Pull every line containing the word "icon" from the records.

[begin RECORD LIST]

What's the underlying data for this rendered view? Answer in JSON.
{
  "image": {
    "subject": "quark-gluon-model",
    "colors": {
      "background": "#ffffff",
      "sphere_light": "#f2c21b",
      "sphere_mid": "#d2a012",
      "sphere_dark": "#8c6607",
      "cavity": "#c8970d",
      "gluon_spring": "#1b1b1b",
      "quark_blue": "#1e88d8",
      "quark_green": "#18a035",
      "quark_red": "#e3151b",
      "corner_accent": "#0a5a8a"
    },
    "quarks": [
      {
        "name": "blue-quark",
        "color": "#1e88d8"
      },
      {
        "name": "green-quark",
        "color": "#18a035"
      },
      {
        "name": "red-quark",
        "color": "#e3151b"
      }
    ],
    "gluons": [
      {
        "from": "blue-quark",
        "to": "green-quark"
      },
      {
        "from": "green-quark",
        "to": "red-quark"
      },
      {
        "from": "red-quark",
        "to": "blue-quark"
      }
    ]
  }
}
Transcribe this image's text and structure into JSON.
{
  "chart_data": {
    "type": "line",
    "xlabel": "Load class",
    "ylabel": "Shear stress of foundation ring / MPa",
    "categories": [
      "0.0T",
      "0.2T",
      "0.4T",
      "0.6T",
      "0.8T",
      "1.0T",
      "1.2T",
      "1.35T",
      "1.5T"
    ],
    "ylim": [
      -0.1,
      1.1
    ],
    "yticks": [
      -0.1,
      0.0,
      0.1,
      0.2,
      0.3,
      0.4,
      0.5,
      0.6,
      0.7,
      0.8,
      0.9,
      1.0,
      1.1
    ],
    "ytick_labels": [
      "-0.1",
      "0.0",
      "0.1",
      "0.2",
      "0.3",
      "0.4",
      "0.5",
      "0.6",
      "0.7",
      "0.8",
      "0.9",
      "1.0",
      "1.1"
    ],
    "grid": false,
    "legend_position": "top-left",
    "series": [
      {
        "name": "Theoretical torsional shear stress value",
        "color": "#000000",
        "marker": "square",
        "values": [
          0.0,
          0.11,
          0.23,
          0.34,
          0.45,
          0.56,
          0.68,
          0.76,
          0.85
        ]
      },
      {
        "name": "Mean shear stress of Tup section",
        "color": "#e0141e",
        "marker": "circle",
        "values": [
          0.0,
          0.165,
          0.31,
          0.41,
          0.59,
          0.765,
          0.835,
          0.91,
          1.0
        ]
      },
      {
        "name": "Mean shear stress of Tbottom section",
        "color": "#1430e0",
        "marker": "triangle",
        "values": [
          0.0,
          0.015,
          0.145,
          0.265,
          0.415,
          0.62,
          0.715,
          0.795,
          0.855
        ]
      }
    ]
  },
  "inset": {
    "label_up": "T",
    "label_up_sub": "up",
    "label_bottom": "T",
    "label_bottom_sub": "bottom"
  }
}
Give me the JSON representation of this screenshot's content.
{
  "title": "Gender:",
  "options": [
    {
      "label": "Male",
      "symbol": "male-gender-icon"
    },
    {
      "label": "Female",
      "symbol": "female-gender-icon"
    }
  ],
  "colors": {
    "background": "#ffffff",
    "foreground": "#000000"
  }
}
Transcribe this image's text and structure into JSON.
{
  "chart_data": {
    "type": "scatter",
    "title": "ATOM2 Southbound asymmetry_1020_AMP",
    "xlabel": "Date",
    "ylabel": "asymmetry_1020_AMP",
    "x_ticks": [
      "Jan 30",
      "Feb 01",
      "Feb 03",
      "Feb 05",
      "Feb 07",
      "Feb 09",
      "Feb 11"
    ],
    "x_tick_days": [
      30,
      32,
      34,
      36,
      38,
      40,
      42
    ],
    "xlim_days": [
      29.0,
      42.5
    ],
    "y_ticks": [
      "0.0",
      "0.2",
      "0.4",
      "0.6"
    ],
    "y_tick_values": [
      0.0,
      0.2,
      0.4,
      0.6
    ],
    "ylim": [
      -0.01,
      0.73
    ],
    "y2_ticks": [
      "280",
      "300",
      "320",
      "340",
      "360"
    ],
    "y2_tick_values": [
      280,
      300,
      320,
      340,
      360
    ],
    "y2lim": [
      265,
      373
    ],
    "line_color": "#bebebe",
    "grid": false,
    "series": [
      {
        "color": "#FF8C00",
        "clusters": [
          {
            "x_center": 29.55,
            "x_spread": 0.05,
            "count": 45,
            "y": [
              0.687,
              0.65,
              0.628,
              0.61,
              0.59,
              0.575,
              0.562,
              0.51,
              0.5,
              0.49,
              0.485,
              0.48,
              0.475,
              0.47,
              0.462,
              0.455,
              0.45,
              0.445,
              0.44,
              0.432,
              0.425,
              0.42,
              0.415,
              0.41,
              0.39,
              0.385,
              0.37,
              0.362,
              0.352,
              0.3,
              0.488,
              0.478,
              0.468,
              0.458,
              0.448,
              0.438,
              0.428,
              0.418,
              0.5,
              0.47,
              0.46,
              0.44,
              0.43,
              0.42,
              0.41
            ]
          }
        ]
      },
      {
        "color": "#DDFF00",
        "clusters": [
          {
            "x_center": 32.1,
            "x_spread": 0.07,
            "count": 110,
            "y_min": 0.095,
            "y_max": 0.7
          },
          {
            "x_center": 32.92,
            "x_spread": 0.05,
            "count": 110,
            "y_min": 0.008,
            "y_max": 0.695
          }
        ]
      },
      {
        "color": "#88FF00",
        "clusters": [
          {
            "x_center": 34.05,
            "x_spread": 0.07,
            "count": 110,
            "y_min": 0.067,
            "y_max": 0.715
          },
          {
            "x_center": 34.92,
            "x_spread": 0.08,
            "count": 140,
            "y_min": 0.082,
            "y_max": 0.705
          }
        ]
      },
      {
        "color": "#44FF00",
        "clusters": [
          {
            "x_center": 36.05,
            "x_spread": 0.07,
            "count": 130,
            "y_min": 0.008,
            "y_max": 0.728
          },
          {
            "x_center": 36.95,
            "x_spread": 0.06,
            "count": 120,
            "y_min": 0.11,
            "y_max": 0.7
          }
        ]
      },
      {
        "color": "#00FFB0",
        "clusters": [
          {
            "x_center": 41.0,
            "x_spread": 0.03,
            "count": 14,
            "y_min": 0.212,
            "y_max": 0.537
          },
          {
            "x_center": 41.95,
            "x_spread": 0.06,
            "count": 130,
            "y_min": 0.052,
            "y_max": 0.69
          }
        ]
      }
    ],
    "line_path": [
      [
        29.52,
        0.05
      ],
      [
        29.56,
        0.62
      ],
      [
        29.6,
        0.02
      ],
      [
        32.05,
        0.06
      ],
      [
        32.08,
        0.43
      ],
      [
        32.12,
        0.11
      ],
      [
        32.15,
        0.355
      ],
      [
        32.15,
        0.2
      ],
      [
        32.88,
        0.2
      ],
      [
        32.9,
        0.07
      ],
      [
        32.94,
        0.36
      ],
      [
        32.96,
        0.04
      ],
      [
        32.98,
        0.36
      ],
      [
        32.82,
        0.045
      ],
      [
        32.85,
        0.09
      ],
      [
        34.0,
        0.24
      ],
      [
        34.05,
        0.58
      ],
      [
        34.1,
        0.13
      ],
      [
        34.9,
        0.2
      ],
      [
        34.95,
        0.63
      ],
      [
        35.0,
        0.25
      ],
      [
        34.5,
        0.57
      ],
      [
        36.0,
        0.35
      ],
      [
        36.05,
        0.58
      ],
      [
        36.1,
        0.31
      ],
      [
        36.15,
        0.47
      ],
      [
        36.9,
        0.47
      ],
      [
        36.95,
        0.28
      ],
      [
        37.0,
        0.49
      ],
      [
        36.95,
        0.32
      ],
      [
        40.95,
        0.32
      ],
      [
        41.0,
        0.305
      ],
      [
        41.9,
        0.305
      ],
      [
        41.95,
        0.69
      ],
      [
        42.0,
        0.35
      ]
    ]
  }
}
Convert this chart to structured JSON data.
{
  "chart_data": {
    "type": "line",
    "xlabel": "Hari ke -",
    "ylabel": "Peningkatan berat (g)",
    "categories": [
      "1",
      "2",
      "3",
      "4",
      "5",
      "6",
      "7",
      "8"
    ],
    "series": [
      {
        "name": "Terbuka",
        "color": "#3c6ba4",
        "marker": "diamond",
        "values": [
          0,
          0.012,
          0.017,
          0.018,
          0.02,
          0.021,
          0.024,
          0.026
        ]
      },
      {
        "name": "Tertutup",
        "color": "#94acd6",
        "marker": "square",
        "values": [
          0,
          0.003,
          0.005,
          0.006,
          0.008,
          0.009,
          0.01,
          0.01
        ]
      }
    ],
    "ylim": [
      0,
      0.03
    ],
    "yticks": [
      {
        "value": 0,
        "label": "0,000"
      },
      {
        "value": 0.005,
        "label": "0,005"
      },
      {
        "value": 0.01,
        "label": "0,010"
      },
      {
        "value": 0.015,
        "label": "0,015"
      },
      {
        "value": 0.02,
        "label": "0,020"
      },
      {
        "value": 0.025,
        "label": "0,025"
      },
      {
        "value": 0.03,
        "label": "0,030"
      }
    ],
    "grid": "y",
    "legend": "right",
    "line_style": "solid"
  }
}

[end RECORD LIST]

_ANSWER FOR THIS EXERCISE_
      "symbol": "male-gender-icon"
      "symbol": "female-gender-icon"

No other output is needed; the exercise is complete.